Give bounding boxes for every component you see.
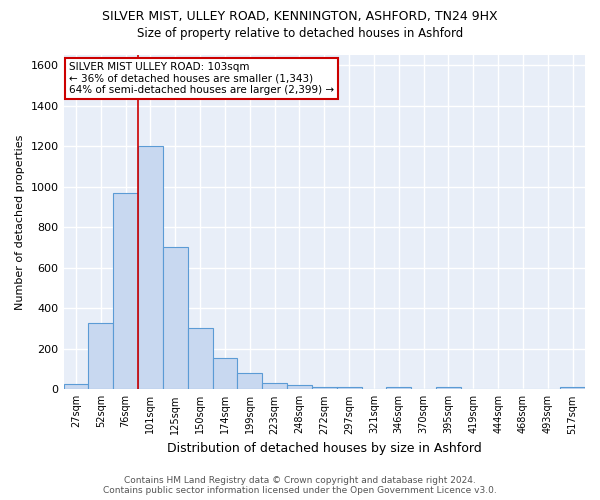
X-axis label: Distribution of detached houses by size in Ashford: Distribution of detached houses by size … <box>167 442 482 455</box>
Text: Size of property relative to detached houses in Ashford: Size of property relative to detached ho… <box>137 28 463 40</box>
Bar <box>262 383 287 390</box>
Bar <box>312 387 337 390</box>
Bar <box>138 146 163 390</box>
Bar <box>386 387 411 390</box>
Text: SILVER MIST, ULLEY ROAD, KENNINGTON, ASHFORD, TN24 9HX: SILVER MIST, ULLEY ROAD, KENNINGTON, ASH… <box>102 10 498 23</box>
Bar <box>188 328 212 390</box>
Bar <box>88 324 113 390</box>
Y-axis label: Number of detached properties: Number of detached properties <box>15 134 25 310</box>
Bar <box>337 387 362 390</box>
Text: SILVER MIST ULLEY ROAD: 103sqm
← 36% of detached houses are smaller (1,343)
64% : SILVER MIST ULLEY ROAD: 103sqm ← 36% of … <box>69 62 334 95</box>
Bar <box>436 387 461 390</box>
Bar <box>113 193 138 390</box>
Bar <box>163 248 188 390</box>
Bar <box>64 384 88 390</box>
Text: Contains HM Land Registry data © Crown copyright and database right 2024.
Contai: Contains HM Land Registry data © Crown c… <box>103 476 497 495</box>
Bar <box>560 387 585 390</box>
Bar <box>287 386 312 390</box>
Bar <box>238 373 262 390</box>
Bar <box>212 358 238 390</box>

□ □ □

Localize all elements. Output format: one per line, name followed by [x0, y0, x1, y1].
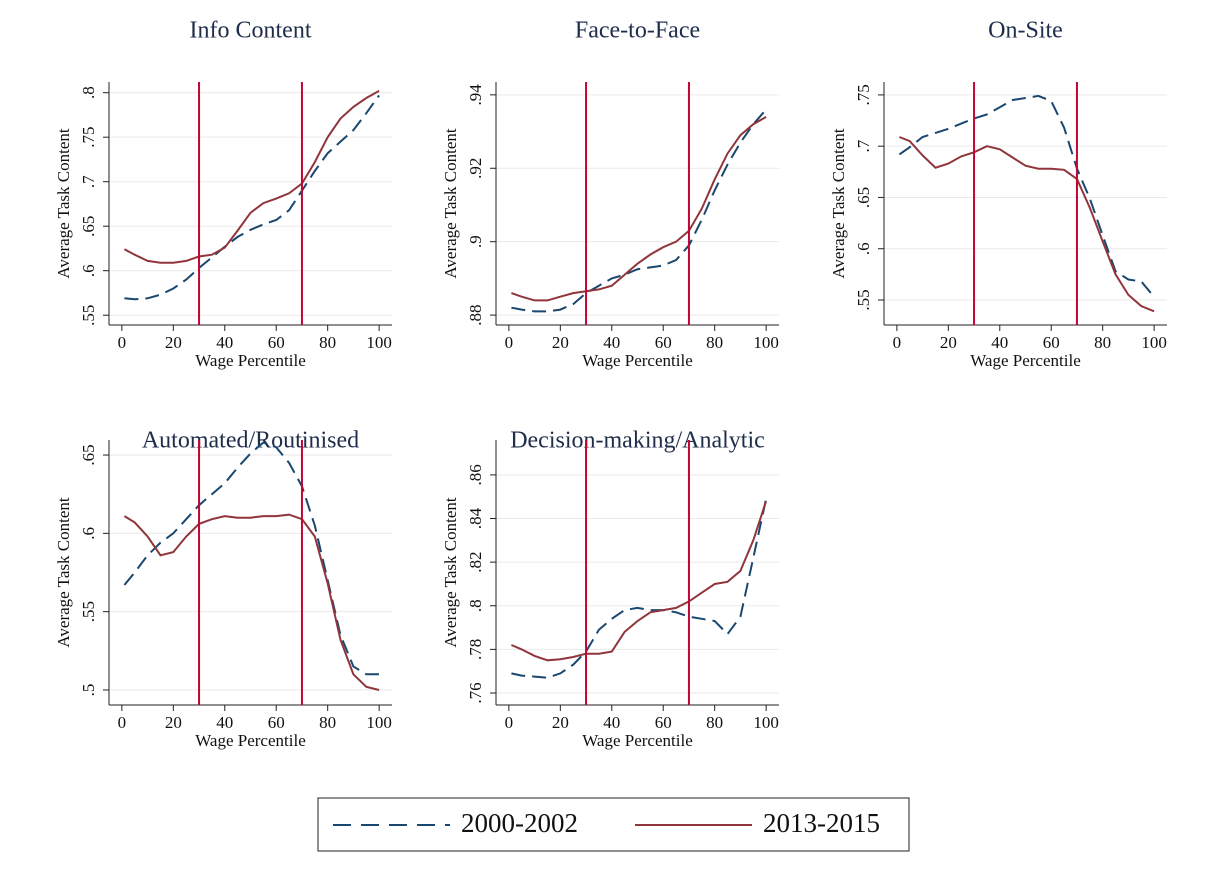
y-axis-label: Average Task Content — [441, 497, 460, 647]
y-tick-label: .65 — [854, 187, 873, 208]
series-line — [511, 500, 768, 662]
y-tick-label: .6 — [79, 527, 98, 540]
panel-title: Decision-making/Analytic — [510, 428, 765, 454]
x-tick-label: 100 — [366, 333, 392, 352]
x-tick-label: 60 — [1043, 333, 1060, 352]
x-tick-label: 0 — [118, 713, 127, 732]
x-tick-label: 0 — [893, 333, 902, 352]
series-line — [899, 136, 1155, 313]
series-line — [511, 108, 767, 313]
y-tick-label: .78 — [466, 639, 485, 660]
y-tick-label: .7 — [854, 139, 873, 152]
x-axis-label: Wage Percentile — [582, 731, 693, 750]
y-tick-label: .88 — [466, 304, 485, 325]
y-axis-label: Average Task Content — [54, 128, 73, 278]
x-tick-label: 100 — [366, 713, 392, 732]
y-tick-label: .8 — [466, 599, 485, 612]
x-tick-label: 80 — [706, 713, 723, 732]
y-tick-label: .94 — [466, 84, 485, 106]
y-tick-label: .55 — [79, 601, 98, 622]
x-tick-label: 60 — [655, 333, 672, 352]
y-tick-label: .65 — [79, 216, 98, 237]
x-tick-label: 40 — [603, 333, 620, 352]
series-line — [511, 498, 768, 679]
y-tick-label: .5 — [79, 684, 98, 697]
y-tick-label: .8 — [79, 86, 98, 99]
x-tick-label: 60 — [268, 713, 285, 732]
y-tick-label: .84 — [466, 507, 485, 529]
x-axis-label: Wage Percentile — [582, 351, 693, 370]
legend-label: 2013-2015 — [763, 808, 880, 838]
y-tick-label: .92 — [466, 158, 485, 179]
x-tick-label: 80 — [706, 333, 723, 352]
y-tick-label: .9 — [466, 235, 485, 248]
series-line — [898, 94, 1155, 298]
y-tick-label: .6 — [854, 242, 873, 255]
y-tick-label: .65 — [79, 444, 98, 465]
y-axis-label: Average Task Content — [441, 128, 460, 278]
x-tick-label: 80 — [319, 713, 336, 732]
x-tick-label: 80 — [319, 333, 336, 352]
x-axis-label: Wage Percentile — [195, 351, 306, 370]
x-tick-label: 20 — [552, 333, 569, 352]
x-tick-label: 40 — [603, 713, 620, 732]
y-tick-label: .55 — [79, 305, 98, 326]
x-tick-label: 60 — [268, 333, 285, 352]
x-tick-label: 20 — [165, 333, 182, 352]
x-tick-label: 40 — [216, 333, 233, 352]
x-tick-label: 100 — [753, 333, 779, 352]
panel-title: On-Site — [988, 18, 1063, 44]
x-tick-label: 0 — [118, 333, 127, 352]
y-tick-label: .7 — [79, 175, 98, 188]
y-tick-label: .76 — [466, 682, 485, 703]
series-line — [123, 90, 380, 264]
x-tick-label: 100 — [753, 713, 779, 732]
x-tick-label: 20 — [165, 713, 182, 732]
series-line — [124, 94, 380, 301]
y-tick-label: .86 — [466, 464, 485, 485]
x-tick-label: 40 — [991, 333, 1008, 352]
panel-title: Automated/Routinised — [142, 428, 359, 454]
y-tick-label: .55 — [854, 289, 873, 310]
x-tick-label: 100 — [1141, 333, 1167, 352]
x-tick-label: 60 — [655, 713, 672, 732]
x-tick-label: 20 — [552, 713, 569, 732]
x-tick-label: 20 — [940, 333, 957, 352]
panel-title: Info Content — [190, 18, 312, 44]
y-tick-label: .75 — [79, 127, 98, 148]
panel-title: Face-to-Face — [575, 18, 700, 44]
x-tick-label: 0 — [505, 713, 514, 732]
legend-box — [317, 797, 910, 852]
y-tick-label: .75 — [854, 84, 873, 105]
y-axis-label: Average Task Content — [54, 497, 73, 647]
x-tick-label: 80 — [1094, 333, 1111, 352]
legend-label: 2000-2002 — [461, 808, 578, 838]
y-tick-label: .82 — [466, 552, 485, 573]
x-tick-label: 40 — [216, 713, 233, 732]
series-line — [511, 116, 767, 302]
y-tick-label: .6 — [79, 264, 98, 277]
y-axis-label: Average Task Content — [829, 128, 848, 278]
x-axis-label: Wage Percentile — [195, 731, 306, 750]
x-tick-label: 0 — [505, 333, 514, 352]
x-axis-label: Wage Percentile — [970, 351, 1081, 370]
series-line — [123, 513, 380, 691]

□ □ □

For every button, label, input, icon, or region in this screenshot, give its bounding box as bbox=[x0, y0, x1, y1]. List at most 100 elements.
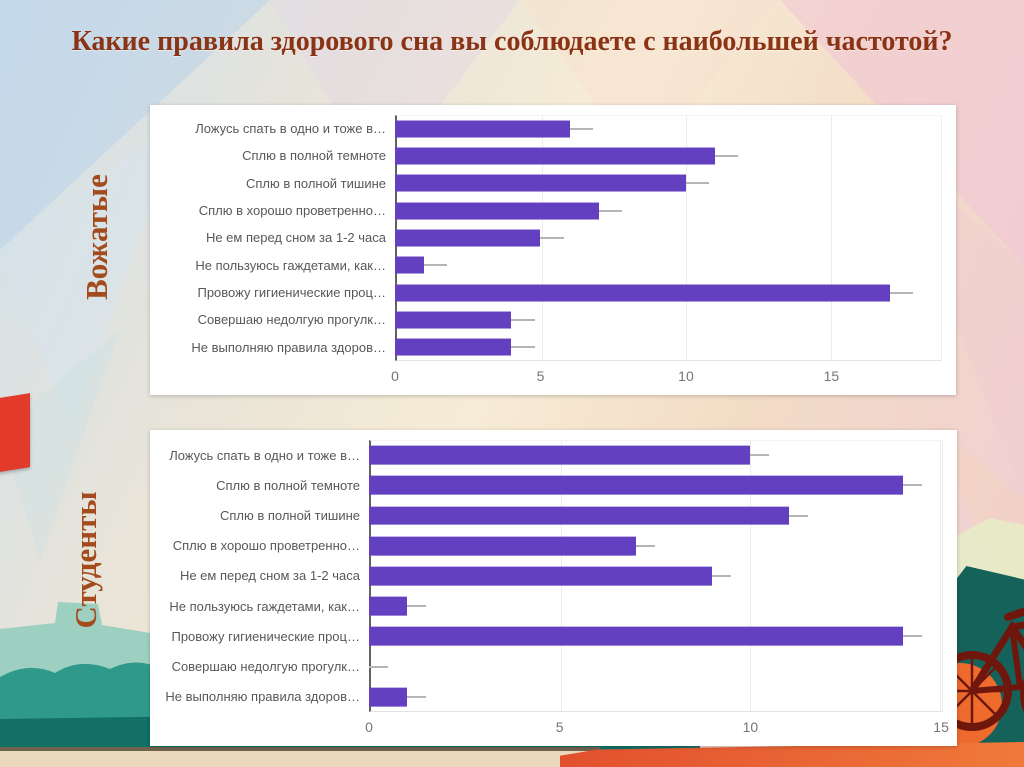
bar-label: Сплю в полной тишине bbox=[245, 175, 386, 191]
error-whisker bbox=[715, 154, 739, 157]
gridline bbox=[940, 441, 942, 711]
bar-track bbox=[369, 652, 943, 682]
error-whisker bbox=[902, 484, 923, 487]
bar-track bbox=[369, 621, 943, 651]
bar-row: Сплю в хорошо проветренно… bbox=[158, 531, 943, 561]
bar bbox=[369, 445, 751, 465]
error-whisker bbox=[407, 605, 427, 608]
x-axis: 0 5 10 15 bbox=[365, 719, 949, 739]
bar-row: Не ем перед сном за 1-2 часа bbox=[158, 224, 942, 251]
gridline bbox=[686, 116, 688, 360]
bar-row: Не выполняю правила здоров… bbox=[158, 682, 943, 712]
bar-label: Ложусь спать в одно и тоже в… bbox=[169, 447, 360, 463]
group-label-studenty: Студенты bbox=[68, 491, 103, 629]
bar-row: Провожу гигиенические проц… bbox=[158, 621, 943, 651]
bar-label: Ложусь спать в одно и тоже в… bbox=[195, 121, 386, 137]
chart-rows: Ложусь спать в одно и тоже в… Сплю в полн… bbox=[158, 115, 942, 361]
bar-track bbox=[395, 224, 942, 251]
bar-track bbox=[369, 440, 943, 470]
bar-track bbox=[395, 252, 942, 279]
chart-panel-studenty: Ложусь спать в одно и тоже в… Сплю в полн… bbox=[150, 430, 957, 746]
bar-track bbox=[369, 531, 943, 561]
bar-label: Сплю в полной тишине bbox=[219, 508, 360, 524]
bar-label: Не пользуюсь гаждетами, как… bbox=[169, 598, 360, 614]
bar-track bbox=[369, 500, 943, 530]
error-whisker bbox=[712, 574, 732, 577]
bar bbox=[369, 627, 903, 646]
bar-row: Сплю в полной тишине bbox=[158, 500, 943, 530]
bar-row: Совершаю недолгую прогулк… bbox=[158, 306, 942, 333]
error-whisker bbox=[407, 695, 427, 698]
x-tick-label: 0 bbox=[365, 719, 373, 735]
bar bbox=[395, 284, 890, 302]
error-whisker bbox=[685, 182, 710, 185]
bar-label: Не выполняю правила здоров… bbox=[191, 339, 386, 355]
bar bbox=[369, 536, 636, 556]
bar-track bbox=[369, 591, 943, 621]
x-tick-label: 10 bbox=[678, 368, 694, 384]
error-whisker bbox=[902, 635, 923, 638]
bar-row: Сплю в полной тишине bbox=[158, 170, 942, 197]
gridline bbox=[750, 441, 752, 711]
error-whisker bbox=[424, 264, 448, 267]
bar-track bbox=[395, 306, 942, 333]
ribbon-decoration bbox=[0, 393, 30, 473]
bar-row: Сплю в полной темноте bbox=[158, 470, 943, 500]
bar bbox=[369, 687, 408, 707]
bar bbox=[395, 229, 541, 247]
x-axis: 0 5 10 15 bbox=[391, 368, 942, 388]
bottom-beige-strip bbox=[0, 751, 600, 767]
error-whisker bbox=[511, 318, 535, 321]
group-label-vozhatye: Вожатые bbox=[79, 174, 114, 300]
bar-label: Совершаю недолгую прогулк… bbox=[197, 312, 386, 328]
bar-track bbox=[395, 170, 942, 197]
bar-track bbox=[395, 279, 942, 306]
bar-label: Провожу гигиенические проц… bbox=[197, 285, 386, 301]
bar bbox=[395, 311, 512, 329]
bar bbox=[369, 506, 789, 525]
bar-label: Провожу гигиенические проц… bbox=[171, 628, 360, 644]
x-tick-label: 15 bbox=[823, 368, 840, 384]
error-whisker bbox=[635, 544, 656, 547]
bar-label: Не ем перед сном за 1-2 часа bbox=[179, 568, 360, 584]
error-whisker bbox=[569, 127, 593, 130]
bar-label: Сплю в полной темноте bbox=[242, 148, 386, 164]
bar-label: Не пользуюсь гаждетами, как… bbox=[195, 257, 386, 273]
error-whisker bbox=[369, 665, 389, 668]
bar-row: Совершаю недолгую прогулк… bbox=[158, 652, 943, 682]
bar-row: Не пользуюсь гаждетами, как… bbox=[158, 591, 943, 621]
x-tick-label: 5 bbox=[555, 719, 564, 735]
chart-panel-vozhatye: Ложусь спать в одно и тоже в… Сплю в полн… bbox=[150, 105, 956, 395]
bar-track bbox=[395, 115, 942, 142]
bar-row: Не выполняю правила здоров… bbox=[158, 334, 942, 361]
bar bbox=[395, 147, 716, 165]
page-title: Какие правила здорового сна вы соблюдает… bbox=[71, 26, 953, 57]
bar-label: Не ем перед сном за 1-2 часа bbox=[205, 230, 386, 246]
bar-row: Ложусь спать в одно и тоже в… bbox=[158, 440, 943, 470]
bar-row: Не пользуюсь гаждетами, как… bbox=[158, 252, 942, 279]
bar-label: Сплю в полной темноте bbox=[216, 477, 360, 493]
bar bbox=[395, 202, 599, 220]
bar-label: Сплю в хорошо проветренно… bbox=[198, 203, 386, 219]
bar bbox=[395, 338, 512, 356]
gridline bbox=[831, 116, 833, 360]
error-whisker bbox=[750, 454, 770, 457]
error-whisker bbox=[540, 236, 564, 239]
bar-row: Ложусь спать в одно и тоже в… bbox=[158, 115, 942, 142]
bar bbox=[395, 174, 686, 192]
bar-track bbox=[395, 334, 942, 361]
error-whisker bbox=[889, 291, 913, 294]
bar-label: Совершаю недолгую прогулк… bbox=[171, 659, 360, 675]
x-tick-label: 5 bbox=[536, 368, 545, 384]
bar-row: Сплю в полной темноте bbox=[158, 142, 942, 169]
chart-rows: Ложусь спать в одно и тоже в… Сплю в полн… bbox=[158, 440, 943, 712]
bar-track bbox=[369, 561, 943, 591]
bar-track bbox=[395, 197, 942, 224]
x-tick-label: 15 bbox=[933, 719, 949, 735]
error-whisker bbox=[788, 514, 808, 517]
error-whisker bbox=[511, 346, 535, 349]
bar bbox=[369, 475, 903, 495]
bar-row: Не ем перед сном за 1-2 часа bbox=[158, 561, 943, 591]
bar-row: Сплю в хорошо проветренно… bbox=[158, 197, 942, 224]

□ □ □

→ Exercise directions:
Rewrite the rows between the one holding "bar-label: Сплю в полной тишине bbox=[245, 175, 386, 191]" and the one holding "bar bbox=[369, 445, 751, 465]", inclusive, with "error-whisker" changed to "error-bar" throughout and everything else left as it is.

→ Task response:
bar-label: Сплю в полной тишине bbox=[245, 175, 386, 191]
error-bar bbox=[715, 154, 739, 157]
gridline bbox=[940, 441, 942, 711]
bar-track bbox=[369, 652, 943, 682]
error-bar bbox=[902, 484, 923, 487]
bar-track bbox=[369, 621, 943, 651]
bar-row: Сплю в хорошо проветренно… bbox=[158, 531, 943, 561]
bar bbox=[369, 445, 751, 465]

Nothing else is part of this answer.